Work to do:
Find all lines in the records that include the word "ylabel", and copy them out.

>> START Dataset extract

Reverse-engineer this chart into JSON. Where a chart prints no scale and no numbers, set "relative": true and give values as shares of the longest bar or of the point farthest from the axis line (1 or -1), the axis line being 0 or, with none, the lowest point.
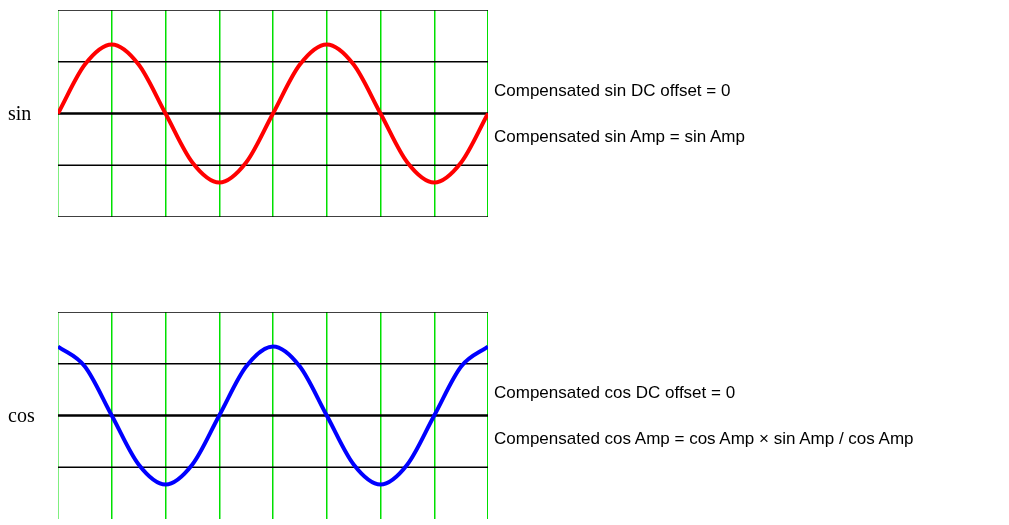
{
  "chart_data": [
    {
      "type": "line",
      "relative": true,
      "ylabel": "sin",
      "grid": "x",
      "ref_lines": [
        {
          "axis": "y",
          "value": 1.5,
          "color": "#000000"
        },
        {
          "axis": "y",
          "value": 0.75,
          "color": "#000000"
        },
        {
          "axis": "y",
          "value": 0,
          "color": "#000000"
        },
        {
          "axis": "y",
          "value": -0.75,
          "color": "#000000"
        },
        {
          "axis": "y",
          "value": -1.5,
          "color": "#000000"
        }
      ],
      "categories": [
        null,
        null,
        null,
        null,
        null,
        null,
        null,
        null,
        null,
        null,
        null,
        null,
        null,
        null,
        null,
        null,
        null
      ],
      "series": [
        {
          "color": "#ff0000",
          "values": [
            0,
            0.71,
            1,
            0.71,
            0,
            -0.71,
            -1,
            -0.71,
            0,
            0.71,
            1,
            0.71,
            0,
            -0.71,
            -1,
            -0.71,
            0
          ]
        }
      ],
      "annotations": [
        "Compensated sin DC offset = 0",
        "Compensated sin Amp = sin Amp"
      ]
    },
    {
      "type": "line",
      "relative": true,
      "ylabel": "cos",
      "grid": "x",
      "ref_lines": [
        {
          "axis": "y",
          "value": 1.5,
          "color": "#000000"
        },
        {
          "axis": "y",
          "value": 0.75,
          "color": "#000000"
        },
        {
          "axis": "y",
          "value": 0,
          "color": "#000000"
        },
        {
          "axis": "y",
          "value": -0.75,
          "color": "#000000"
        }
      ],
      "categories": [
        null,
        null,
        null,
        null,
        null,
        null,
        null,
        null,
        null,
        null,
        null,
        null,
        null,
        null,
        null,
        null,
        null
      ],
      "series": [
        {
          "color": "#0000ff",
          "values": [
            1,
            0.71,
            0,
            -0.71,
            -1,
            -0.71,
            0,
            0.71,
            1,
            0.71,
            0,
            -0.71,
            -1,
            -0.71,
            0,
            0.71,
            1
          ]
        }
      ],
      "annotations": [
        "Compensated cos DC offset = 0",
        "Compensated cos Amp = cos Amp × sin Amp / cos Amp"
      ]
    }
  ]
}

>> END Dataset extract
>> START Dataset extract

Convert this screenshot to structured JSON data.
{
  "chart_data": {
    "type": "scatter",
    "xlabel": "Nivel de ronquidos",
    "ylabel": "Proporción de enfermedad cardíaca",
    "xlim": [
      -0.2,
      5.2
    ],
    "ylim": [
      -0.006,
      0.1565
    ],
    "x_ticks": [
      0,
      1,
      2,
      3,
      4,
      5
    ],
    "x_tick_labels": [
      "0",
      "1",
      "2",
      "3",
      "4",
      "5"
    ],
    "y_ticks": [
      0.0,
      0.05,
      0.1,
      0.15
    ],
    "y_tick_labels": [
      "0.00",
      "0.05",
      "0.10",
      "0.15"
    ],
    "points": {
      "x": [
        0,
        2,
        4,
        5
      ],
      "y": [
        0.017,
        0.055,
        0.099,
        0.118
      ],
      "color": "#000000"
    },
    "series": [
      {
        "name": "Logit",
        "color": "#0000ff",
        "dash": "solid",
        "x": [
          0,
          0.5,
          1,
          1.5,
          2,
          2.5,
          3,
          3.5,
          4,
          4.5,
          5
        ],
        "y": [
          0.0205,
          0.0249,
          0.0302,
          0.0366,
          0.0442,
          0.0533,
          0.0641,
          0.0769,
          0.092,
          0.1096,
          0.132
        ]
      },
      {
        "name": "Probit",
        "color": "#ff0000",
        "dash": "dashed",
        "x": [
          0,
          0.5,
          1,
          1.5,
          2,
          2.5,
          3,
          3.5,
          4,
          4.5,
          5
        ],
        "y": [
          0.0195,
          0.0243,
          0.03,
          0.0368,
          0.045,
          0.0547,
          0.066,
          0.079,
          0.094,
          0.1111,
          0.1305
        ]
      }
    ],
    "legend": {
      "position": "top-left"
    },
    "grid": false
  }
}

>> END Dataset extract
>> START Dataset extract

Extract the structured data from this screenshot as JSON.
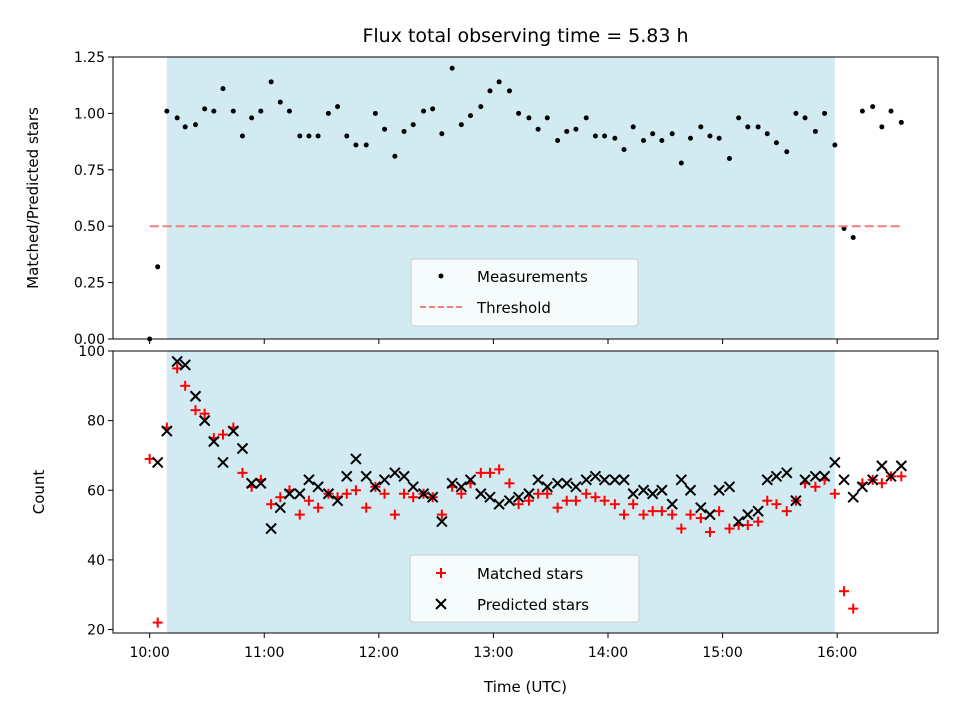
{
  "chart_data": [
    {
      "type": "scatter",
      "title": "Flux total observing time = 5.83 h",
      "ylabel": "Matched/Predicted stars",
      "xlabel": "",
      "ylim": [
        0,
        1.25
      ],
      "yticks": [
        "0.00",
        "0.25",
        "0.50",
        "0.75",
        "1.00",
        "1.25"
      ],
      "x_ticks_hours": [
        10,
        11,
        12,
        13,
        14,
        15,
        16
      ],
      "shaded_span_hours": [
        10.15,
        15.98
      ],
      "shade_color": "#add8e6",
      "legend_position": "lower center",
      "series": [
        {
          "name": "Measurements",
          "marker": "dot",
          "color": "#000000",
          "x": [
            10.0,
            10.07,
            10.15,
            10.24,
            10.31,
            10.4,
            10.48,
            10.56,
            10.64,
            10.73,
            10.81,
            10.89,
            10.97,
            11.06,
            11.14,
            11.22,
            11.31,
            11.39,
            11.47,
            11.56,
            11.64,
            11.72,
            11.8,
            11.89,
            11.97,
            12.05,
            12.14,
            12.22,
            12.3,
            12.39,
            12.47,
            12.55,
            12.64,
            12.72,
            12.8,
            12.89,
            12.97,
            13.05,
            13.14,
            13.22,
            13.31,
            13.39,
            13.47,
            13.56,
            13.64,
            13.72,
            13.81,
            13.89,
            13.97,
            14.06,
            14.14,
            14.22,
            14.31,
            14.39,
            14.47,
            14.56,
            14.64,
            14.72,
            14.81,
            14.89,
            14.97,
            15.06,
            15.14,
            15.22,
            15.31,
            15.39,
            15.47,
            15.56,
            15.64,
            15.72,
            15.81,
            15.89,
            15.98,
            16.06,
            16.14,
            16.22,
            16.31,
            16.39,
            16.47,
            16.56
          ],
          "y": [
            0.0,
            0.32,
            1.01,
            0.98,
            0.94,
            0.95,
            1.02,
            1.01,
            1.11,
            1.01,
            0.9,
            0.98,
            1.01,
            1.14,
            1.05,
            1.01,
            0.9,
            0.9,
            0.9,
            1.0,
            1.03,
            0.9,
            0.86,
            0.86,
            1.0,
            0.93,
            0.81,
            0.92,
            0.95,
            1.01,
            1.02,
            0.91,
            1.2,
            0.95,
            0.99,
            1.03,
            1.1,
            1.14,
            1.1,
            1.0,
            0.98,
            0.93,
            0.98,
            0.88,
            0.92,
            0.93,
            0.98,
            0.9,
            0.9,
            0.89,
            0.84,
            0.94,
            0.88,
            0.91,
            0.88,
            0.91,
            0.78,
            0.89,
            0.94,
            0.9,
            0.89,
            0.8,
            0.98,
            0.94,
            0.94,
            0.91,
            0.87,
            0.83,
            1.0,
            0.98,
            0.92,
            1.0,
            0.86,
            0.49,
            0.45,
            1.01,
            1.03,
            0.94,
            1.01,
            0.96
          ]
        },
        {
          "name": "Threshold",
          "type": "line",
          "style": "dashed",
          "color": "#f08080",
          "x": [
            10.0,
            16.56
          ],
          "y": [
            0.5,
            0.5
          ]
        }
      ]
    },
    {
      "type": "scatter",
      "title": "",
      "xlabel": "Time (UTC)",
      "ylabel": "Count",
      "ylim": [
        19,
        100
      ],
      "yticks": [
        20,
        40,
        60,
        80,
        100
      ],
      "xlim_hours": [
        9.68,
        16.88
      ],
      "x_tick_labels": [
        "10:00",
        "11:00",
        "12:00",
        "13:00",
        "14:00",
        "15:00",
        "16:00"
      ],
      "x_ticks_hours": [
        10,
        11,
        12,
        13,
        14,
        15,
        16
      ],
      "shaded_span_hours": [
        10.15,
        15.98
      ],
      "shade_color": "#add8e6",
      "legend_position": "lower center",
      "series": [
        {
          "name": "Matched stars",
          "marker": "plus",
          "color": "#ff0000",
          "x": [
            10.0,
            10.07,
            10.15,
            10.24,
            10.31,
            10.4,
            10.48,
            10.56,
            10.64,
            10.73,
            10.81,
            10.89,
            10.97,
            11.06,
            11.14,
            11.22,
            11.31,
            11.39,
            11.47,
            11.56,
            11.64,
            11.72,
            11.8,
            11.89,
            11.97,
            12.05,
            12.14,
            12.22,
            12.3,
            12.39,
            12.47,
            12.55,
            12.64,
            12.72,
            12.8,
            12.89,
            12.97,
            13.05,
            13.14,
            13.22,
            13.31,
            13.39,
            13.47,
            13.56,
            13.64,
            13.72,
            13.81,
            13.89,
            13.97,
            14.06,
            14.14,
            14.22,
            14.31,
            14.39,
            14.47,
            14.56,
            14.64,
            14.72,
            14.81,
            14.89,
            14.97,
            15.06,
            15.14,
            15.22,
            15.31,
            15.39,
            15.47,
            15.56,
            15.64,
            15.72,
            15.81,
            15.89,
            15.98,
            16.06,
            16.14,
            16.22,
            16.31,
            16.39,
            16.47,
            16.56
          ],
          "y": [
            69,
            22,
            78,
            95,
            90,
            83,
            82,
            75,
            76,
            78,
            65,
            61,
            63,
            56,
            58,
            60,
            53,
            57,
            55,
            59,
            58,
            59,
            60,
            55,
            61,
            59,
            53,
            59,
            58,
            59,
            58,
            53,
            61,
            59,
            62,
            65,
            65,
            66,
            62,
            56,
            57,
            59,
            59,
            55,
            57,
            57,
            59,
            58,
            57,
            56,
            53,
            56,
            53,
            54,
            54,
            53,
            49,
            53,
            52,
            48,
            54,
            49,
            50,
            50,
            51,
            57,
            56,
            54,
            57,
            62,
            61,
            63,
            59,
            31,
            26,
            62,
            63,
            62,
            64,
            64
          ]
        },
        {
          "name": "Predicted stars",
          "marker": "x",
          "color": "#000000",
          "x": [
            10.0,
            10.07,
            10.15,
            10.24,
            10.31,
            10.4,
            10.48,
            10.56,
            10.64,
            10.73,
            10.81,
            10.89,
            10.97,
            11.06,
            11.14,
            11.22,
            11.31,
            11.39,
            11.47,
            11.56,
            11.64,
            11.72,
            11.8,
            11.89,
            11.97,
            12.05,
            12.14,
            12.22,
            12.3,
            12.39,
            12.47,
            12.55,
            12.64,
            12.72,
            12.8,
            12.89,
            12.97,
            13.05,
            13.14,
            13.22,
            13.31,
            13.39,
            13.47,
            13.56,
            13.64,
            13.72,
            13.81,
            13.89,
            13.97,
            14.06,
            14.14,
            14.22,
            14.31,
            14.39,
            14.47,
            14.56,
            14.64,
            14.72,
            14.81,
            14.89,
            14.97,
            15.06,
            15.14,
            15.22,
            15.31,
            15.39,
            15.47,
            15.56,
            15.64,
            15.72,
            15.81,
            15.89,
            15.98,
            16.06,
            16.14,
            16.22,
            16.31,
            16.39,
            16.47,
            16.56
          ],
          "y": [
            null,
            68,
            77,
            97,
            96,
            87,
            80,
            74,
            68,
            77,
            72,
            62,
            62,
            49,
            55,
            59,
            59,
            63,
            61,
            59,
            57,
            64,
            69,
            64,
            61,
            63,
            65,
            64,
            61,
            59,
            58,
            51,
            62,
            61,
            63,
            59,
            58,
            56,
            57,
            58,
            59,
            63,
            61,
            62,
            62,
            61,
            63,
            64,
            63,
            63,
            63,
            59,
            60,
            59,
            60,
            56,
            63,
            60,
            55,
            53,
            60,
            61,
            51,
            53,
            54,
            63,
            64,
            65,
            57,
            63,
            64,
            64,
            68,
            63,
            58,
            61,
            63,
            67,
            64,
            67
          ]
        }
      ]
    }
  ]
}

>> END Dataset extract

Answer to this task:
      "ylabel": "sin",
      "ylabel": "cos",
    "ylabel": "Proporción de enfermedad cardíaca",
      "ylabel": "Matched/Predicted stars",
      "ylabel": "Count",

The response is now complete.